Task requirements> How many lines of the entries below include the word "merupakan"? Answer with the number alone.

Source records>
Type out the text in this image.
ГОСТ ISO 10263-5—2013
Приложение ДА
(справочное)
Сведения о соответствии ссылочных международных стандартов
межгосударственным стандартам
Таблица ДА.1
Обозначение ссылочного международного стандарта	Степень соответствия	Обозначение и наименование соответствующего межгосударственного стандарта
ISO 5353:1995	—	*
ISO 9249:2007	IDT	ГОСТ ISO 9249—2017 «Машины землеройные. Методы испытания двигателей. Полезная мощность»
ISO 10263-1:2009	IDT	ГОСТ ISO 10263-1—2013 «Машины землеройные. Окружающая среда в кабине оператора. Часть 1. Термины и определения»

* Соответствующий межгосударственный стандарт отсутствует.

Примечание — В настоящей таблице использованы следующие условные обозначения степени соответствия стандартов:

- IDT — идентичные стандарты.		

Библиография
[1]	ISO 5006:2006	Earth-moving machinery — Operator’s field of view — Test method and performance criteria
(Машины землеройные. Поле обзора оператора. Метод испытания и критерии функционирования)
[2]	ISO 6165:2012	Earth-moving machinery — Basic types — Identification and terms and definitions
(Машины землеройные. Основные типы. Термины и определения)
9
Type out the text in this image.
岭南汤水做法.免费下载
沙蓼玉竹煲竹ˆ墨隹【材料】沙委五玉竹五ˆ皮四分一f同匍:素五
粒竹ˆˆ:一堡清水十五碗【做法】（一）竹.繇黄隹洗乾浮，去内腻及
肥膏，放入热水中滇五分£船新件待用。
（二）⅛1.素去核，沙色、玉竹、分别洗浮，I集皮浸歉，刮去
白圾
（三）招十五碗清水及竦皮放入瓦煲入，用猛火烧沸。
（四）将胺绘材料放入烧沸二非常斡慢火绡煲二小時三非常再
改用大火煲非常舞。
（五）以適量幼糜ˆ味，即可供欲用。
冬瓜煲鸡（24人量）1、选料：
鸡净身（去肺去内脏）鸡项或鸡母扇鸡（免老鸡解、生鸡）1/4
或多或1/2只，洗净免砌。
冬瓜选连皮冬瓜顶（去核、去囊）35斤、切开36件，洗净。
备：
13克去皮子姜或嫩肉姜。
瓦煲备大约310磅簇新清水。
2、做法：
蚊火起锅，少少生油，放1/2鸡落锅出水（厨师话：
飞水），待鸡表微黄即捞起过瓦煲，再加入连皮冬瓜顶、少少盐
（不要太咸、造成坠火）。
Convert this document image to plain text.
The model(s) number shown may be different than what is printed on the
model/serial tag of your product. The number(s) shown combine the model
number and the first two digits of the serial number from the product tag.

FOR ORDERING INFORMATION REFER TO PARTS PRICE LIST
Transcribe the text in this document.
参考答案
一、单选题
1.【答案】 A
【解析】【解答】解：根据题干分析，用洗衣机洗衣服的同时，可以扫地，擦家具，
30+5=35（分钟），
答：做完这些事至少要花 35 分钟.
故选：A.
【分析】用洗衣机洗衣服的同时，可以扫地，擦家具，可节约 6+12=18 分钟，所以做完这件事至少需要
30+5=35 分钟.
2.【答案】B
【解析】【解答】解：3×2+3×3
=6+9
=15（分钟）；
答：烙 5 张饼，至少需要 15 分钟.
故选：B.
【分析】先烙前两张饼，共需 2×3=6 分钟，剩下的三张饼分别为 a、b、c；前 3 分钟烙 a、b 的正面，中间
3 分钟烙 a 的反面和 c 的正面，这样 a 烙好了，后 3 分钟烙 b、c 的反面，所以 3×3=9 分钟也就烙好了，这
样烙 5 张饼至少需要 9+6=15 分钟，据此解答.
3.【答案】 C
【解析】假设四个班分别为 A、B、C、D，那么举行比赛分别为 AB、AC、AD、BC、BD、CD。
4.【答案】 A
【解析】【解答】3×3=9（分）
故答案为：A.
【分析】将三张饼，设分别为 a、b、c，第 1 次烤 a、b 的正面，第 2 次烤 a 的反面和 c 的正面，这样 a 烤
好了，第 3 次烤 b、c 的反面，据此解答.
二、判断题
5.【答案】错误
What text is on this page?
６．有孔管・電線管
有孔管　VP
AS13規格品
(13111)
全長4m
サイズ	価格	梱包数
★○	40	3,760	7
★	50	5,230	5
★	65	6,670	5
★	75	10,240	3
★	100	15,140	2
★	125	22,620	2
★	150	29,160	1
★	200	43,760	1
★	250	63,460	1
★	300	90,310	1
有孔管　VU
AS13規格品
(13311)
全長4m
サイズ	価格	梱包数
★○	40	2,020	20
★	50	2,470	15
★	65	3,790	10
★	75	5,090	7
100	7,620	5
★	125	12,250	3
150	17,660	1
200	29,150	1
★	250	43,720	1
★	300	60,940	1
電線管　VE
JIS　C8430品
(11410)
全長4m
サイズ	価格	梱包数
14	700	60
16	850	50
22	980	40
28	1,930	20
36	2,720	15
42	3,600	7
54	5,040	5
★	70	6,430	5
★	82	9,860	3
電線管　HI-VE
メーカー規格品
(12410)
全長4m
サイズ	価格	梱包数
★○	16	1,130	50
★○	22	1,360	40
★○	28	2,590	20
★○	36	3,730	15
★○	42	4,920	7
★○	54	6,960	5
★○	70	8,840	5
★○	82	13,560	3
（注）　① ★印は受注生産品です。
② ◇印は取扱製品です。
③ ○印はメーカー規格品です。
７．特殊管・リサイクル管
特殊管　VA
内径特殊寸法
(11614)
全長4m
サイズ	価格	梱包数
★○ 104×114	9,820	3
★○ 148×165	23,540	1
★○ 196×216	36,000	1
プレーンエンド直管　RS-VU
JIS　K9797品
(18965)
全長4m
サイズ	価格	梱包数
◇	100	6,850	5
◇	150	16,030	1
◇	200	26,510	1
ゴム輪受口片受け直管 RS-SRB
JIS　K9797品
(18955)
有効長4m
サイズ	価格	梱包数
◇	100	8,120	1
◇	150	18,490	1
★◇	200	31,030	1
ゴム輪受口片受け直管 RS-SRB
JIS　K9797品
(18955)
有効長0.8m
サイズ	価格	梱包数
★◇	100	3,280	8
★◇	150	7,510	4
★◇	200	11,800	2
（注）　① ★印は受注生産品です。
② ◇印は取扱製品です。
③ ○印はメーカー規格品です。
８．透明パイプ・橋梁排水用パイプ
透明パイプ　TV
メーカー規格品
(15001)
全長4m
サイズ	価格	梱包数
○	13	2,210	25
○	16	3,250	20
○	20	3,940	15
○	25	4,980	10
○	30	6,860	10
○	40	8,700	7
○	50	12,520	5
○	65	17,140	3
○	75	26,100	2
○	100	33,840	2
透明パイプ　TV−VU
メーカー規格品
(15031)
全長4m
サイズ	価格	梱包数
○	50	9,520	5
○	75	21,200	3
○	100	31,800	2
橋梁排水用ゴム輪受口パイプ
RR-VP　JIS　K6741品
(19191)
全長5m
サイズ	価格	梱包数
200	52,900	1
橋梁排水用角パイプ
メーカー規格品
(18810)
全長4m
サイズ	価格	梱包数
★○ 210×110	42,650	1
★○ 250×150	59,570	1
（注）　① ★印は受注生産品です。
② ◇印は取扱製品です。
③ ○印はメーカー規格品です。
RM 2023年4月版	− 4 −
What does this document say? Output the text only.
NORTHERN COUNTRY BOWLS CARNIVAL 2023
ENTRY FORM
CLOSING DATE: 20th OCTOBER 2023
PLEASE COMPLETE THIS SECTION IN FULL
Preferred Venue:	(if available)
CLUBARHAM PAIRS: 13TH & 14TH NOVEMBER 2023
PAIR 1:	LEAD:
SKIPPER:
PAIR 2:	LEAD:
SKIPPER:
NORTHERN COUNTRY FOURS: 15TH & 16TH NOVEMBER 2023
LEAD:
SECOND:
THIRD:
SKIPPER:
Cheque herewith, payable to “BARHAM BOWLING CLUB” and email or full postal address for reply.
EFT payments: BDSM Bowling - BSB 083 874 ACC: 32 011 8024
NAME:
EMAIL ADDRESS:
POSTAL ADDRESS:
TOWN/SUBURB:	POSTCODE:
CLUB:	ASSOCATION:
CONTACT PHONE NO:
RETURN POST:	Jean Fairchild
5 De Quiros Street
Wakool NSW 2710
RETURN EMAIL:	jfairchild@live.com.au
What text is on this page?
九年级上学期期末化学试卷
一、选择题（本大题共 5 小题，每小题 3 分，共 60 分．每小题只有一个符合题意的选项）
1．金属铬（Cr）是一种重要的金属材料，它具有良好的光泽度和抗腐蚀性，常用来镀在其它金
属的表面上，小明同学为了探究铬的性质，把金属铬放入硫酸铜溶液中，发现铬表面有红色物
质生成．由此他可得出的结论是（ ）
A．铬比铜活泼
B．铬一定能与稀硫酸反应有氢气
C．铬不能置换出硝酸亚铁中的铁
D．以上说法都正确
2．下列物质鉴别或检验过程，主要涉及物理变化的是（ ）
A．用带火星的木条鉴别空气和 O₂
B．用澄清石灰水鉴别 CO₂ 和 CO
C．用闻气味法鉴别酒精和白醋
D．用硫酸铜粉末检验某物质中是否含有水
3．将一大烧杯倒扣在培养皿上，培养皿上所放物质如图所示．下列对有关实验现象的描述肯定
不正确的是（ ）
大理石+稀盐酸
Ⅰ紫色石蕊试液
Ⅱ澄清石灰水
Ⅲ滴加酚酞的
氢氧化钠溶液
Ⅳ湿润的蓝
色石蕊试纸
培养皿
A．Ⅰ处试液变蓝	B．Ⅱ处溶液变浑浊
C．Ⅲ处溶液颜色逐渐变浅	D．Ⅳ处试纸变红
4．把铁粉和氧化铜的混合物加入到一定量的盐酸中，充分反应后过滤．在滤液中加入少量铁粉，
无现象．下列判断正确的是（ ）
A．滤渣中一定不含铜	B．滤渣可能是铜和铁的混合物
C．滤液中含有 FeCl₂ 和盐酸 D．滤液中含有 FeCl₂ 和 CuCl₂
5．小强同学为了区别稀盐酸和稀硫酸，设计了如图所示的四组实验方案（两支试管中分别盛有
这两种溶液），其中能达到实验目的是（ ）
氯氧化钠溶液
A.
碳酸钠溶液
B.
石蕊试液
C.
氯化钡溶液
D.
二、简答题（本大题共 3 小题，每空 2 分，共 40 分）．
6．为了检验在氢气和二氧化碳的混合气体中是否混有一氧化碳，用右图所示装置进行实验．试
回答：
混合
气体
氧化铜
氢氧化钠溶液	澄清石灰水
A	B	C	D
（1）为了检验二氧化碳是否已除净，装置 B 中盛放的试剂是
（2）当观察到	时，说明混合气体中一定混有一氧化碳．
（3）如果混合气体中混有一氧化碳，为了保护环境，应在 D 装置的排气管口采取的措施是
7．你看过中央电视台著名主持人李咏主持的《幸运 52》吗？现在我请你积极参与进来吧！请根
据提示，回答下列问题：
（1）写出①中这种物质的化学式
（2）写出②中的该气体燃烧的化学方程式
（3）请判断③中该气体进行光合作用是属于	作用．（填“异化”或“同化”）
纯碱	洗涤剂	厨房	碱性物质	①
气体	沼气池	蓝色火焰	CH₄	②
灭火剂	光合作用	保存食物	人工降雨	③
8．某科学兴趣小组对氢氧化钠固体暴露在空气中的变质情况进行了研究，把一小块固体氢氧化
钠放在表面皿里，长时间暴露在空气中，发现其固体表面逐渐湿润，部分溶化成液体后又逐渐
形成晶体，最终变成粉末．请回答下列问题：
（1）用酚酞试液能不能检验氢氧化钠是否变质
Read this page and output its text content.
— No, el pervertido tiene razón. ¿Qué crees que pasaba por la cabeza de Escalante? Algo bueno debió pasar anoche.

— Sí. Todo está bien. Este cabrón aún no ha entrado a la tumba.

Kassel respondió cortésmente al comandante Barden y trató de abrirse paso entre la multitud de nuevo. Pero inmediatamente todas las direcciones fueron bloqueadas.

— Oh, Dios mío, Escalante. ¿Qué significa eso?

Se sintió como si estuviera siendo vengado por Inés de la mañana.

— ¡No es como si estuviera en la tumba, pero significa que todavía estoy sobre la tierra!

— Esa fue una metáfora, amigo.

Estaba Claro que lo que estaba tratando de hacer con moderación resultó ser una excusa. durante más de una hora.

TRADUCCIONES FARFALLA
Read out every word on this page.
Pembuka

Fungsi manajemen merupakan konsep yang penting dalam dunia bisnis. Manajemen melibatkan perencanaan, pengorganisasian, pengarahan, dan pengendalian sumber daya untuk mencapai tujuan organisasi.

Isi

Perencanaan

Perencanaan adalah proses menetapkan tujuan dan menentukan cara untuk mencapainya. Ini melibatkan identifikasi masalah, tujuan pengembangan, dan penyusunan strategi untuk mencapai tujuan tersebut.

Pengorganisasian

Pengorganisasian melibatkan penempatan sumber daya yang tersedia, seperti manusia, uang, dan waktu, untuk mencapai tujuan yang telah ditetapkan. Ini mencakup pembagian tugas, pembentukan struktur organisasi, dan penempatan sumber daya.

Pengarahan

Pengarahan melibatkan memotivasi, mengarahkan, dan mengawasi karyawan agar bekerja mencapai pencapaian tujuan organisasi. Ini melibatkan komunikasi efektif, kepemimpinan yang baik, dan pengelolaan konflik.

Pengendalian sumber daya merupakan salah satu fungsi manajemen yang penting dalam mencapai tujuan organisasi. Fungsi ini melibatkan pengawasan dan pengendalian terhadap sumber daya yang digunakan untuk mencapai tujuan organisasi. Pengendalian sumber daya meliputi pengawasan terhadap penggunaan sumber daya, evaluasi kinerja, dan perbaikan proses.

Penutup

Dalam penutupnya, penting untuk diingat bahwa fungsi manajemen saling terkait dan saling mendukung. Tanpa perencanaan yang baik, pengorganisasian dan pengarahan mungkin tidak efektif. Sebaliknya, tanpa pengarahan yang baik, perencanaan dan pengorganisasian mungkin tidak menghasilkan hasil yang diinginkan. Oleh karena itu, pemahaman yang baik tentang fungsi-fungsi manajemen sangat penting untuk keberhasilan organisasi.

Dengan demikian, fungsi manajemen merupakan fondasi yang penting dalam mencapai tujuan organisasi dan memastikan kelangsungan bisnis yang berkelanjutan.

Full solution> 3